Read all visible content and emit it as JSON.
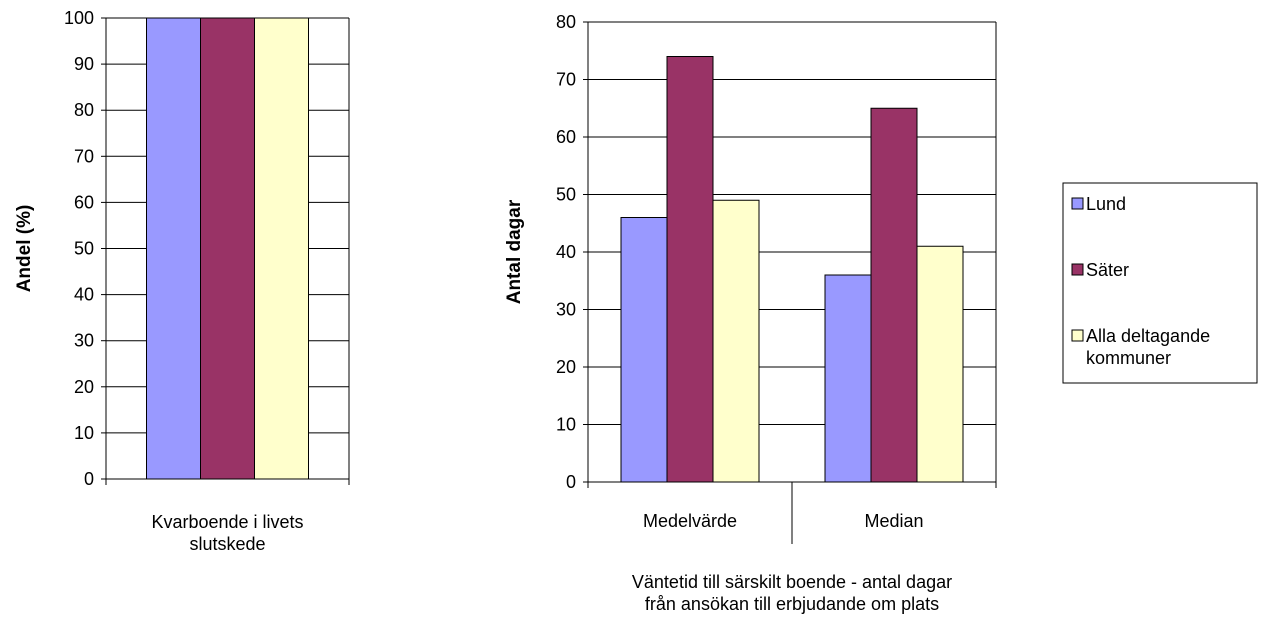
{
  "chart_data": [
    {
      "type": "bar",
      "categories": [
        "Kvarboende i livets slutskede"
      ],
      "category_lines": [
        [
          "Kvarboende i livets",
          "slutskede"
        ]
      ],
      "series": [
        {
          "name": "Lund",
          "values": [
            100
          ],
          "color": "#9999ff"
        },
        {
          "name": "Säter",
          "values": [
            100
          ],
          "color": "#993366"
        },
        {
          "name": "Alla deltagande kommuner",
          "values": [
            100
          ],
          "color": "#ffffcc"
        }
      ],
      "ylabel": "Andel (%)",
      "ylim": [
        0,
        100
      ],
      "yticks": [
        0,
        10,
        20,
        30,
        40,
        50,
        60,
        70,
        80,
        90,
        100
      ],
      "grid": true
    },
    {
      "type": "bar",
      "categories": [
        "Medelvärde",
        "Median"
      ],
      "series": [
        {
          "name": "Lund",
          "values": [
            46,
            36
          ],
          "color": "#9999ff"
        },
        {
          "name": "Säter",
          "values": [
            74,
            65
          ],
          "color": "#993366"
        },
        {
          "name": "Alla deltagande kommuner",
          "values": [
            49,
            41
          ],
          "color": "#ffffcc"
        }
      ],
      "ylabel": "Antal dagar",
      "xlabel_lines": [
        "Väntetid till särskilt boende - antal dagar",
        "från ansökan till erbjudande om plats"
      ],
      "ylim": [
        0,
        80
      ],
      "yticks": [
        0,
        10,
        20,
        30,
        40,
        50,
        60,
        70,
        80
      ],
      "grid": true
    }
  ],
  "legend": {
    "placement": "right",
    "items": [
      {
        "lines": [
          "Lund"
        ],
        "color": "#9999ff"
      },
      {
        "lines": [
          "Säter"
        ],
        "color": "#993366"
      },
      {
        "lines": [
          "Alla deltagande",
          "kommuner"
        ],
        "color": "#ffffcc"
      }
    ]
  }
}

--

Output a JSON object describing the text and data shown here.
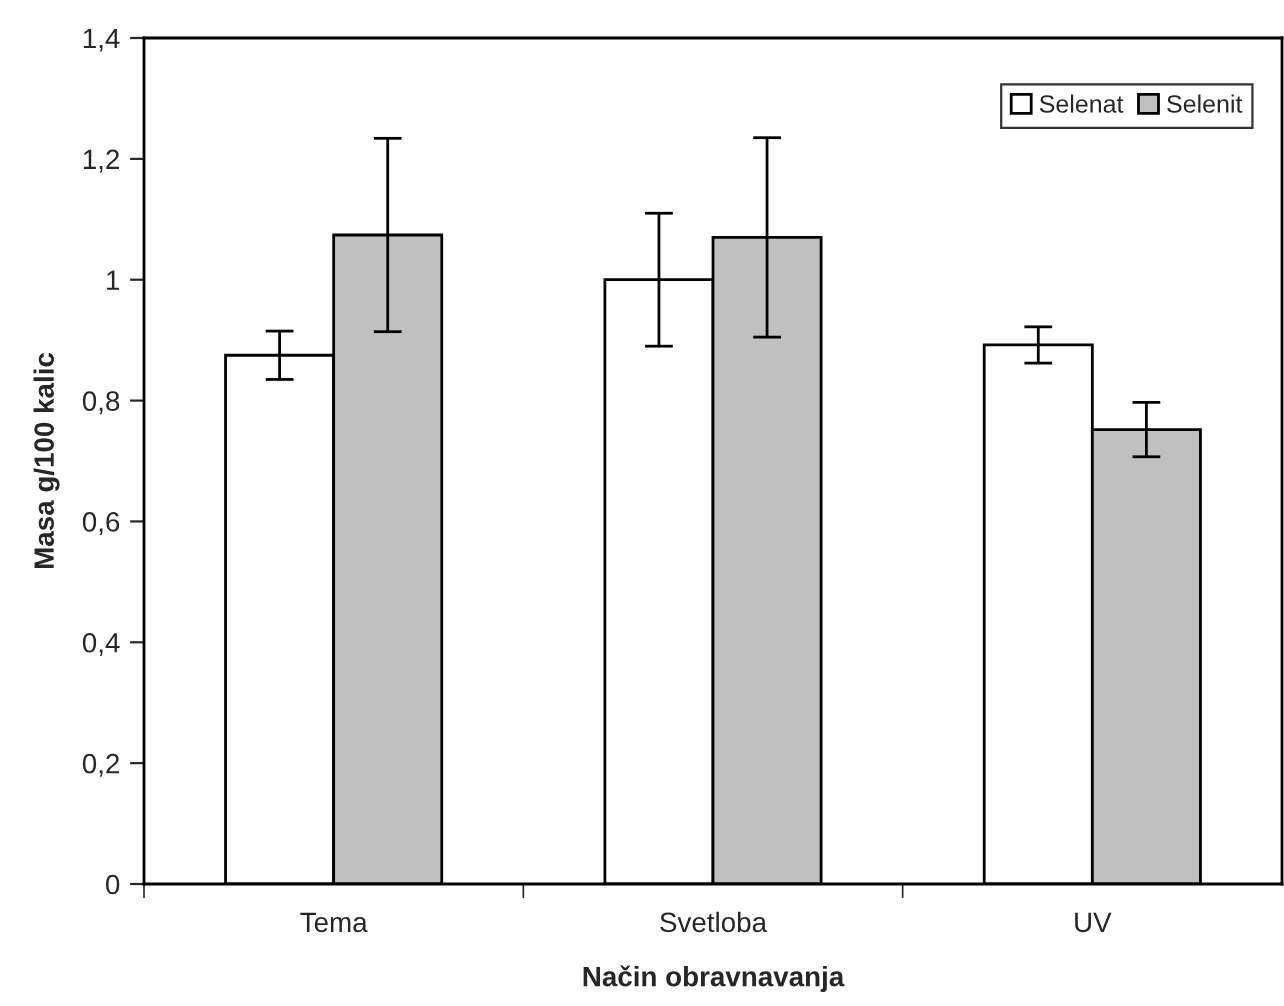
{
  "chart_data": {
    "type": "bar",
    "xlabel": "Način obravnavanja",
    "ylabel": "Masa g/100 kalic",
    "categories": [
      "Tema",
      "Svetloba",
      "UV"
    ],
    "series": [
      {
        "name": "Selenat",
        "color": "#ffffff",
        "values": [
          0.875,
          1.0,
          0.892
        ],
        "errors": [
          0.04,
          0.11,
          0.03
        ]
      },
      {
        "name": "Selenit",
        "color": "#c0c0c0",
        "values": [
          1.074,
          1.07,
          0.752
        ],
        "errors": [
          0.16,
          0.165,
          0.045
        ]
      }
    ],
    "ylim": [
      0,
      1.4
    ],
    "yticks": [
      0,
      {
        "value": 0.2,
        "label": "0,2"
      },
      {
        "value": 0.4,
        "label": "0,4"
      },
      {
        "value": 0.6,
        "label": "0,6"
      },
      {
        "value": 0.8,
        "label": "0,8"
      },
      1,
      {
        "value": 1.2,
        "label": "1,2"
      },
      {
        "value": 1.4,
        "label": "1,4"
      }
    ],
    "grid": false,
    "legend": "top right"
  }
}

§ Exercise objective
Which lines contain the word "JSON"? Copy each of them.

§ Result of this exercise
Read all visible content and emit it as JSON.
Output a JSON object describing the text and data shown here.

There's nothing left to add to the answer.